Exactly as they appear, output all of the entries.

-- Begin Supplied material --

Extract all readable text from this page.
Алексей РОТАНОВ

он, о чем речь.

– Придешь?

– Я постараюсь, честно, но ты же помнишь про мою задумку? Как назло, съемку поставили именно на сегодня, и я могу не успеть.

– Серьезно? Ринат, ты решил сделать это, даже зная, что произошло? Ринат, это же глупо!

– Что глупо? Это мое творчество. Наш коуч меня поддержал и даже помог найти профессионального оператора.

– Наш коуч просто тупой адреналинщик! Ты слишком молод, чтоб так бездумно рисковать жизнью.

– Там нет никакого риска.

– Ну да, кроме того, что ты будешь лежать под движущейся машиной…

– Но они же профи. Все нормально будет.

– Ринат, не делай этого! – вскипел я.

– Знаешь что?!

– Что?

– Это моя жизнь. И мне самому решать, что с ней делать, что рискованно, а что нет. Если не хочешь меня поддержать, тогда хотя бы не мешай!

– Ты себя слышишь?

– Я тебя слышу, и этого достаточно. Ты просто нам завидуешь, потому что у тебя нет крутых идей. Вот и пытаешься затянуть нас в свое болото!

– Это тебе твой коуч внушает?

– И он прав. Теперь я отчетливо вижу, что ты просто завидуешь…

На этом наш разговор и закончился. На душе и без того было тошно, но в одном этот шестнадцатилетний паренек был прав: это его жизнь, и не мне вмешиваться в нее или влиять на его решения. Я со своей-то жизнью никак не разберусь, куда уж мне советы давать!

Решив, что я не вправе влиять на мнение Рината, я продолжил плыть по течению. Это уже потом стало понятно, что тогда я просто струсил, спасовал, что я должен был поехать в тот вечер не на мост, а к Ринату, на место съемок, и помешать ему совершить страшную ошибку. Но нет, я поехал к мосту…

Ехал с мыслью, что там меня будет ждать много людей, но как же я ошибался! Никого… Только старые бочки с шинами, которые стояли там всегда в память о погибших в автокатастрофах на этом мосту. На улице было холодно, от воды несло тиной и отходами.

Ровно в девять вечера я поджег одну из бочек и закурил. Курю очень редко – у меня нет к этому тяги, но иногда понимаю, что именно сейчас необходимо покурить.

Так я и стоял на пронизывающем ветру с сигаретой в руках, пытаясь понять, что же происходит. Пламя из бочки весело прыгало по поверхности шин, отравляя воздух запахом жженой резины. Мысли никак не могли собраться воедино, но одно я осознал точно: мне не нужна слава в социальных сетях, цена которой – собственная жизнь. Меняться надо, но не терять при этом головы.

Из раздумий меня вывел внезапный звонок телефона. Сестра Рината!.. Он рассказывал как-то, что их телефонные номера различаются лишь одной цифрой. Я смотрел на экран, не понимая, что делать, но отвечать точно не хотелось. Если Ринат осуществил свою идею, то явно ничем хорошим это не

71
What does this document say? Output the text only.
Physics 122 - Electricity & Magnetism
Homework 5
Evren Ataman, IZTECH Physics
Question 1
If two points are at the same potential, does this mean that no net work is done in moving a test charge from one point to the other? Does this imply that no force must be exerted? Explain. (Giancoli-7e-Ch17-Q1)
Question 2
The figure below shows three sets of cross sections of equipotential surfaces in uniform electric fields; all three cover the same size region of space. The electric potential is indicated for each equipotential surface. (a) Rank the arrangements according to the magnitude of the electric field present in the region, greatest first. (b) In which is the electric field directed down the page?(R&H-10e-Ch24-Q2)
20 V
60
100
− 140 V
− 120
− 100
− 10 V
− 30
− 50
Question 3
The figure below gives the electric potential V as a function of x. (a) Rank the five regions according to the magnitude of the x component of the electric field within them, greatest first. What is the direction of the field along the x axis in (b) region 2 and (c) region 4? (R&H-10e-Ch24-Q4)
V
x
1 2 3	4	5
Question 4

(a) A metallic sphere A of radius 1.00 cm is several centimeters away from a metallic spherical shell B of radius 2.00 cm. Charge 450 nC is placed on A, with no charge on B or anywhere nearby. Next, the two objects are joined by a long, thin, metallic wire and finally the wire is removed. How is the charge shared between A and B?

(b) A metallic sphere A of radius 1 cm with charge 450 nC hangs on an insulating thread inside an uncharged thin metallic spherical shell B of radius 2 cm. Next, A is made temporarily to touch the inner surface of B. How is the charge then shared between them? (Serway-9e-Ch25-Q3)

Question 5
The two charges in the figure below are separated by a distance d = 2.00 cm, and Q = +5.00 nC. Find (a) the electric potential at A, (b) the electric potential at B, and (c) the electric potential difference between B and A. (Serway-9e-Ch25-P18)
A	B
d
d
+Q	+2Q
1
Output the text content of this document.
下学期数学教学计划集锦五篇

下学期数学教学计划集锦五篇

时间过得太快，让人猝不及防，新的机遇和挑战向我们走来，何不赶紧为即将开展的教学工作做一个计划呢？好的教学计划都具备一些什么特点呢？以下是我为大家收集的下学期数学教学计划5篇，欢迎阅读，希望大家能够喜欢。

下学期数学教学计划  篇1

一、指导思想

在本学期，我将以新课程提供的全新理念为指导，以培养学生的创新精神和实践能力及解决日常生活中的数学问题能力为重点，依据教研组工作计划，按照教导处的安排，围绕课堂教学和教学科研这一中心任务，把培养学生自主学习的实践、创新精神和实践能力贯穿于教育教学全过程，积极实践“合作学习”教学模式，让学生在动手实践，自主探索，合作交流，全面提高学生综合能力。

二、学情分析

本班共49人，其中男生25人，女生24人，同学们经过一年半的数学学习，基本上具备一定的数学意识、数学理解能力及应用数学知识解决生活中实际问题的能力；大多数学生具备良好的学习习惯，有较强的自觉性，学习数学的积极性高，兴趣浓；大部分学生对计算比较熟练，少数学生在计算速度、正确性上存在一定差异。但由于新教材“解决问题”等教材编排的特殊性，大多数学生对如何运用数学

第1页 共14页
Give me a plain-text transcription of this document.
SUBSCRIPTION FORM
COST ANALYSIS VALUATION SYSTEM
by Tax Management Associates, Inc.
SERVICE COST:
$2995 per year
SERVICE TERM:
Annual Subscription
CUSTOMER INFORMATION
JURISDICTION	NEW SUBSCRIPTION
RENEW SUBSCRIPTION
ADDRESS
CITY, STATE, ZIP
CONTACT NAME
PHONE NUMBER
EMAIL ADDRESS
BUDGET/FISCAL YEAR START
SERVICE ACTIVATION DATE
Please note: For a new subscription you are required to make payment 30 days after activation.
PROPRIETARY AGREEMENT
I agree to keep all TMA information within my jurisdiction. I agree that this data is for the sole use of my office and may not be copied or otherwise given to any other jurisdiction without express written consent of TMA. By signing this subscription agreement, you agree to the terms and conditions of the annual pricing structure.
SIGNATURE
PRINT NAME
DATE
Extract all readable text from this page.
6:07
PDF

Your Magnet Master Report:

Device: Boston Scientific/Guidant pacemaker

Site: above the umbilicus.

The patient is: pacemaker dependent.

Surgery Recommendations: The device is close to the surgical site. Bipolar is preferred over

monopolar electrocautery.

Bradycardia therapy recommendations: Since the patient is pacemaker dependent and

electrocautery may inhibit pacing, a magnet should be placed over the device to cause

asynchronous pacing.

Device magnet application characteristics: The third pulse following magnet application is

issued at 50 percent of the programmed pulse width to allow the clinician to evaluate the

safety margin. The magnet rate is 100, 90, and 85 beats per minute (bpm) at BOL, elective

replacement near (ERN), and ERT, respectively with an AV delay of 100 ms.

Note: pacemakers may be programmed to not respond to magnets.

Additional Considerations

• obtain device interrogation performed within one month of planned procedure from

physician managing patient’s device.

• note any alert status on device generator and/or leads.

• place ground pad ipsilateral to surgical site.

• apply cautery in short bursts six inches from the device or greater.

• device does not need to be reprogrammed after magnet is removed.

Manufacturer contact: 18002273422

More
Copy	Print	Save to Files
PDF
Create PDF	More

-- End Supplied material --

• Result:
Extract all readable text from this page.
Алексей РОТАНОВ

он, о чем речь.

– Придешь?

– Я постараюсь, честно, но ты же помнишь про мою задумку? Как назло, съемку поставили именно на сегодня, и я могу не успеть.

– Серьезно? Ринат, ты решил сделать это, даже зная, что произошло? Ринат, это же глупо!

– Что глупо? Это мое творчество. Наш коуч меня поддержал и даже помог найти профессионального оператора.

– Наш коуч просто тупой адреналинщик! Ты слишком молод, чтоб так бездумно рисковать жизнью.

– Там нет никакого риска.

– Ну да, кроме того, что ты будешь лежать под движущейся машиной…

– Но они же профи. Все нормально будет.

– Ринат, не делай этого! – вскипел я.

– Знаешь что?!

– Что?

– Это моя жизнь. И мне самому решать, что с ней делать, что рискованно, а что нет. Если не хочешь меня поддержать, тогда хотя бы не мешай!

– Ты себя слышишь?

– Я тебя слышу, и этого достаточно. Ты просто нам завидуешь, потому что у тебя нет крутых идей. Вот и пытаешься затянуть нас в свое болото!

– Это тебе твой коуч внушает?

– И он прав. Теперь я отчетливо вижу, что ты просто завидуешь…

На этом наш разговор и закончился. На душе и без того было тошно, но в одном этот шестнадцатилетний паренек был прав: это его жизнь, и не мне вмешиваться в нее или влиять на его решения. Я со своей-то жизнью никак не разберусь, куда уж мне советы давать!

Решив, что я не вправе влиять на мнение Рината, я продолжил плыть по течению. Это уже потом стало понятно, что тогда я просто струсил, спасовал, что я должен был поехать в тот вечер не на мост, а к Ринату, на место съемок, и помешать ему совершить страшную ошибку. Но нет, я поехал к мосту…

Ехал с мыслью, что там меня будет ждать много людей, но как же я ошибался! Никого… Только старые бочки с шинами, которые стояли там всегда в память о погибших в автокатастрофах на этом мосту. На улице было холодно, от воды несло тиной и отходами.

Ровно в девять вечера я поджег одну из бочек и закурил. Курю очень редко – у меня нет к этому тяги, но иногда понимаю, что именно сейчас необходимо покурить.

Так я и стоял на пронизывающем ветру с сигаретой в руках, пытаясь понять, что же происходит. Пламя из бочки весело прыгало по поверхности шин, отравляя воздух запахом жженой резины. Мысли никак не могли собраться воедино, но одно я осознал точно: мне не нужна слава в социальных сетях, цена которой – собственная жизнь. Меняться надо, но не терять при этом головы.

Из раздумий меня вывел внезапный звонок телефона. Сестра Рината!.. Он рассказывал как-то, что их телефонные номера различаются лишь одной цифрой. Я смотрел на экран, не понимая, что делать, но отвечать точно не хотелось. Если Ринат осуществил свою идею, то явно ничем хорошим это не

71
What does this document say? Output the text only.
Physics 122 - Electricity & Magnetism
Homework 5
Evren Ataman, IZTECH Physics
Question 1
If two points are at the same potential, does this mean that no net work is done in moving a test charge from one point to the other? Does this imply that no force must be exerted? Explain. (Giancoli-7e-Ch17-Q1)
Question 2
The figure below shows three sets of cross sections of equipotential surfaces in uniform electric fields; all three cover the same size region of space. The electric potential is indicated for each equipotential surface. (a) Rank the arrangements according to the magnitude of the electric field present in the region, greatest first. (b) In which is the electric field directed down the page?(R&H-10e-Ch24-Q2)
20 V
60
100
− 140 V
− 120
− 100
− 10 V
− 30
− 50
Question 3
The figure below gives the electric potential V as a function of x. (a) Rank the five regions according to the magnitude of the x component of the electric field within them, greatest first. What is the direction of the field along the x axis in (b) region 2 and (c) region 4? (R&H-10e-Ch24-Q4)
V
x
1 2 3	4	5
Question 4

(a) A metallic sphere A of radius 1.00 cm is several centimeters away from a metallic spherical shell B of radius 2.00 cm. Charge 450 nC is placed on A, with no charge on B or anywhere nearby. Next, the two objects are joined by a long, thin, metallic wire and finally the wire is removed. How is the charge shared between A and B?

(b) A metallic sphere A of radius 1 cm with charge 450 nC hangs on an insulating thread inside an uncharged thin metallic spherical shell B of radius 2 cm. Next, A is made temporarily to touch the inner surface of B. How is the charge then shared between them? (Serway-9e-Ch25-Q3)

Question 5
The two charges in the figure below are separated by a distance d = 2.00 cm, and Q = +5.00 nC. Find (a) the electric potential at A, (b) the electric potential at B, and (c) the electric potential difference between B and A. (Serway-9e-Ch25-P18)
A	B
d
d
+Q	+2Q
1
Output the text content of this document.
下学期数学教学计划集锦五篇

下学期数学教学计划集锦五篇

时间过得太快，让人猝不及防，新的机遇和挑战向我们走来，何不赶紧为即将开展的教学工作做一个计划呢？好的教学计划都具备一些什么特点呢？以下是我为大家收集的下学期数学教学计划5篇，欢迎阅读，希望大家能够喜欢。

下学期数学教学计划  篇1

一、指导思想

在本学期，我将以新课程提供的全新理念为指导，以培养学生的创新精神和实践能力及解决日常生活中的数学问题能力为重点，依据教研组工作计划，按照教导处的安排，围绕课堂教学和教学科研这一中心任务，把培养学生自主学习的实践、创新精神和实践能力贯穿于教育教学全过程，积极实践“合作学习”教学模式，让学生在动手实践，自主探索，合作交流，全面提高学生综合能力。

二、学情分析

本班共49人，其中男生25人，女生24人，同学们经过一年半的数学学习，基本上具备一定的数学意识、数学理解能力及应用数学知识解决生活中实际问题的能力；大多数学生具备良好的学习习惯，有较强的自觉性，学习数学的积极性高，兴趣浓；大部分学生对计算比较熟练，少数学生在计算速度、正确性上存在一定差异。但由于新教材“解决问题”等教材编排的特殊性，大多数学生对如何运用数学

第1页 共14页
Give me a plain-text transcription of this document.
SUBSCRIPTION FORM
COST ANALYSIS VALUATION SYSTEM
by Tax Management Associates, Inc.
SERVICE COST:
$2995 per year
SERVICE TERM:
Annual Subscription
CUSTOMER INFORMATION
JURISDICTION	NEW SUBSCRIPTION
RENEW SUBSCRIPTION
ADDRESS
CITY, STATE, ZIP
CONTACT NAME
PHONE NUMBER
EMAIL ADDRESS
BUDGET/FISCAL YEAR START
SERVICE ACTIVATION DATE
Please note: For a new subscription you are required to make payment 30 days after activation.
PROPRIETARY AGREEMENT
I agree to keep all TMA information within my jurisdiction. I agree that this data is for the sole use of my office and may not be copied or otherwise given to any other jurisdiction without express written consent of TMA. By signing this subscription agreement, you agree to the terms and conditions of the annual pricing structure.
SIGNATURE
PRINT NAME
DATE
Extract all readable text from this page.
6:07
PDF

Your Magnet Master Report:

Device: Boston Scientific/Guidant pacemaker

Site: above the umbilicus.

The patient is: pacemaker dependent.

Surgery Recommendations: The device is close to the surgical site. Bipolar is preferred over

monopolar electrocautery.

Bradycardia therapy recommendations: Since the patient is pacemaker dependent and

electrocautery may inhibit pacing, a magnet should be placed over the device to cause

asynchronous pacing.

Device magnet application characteristics: The third pulse following magnet application is

issued at 50 percent of the programmed pulse width to allow the clinician to evaluate the

safety margin. The magnet rate is 100, 90, and 85 beats per minute (bpm) at BOL, elective

replacement near (ERN), and ERT, respectively with an AV delay of 100 ms.

Note: pacemakers may be programmed to not respond to magnets.

Additional Considerations

• obtain device interrogation performed within one month of planned procedure from

physician managing patient’s device.

• note any alert status on device generator and/or leads.

• place ground pad ipsilateral to surgical site.

• apply cautery in short bursts six inches from the device or greater.

• device does not need to be reprogrammed after magnet is removed.

Manufacturer contact: 18002273422

More
Copy	Print	Save to Files
PDF
Create PDF	More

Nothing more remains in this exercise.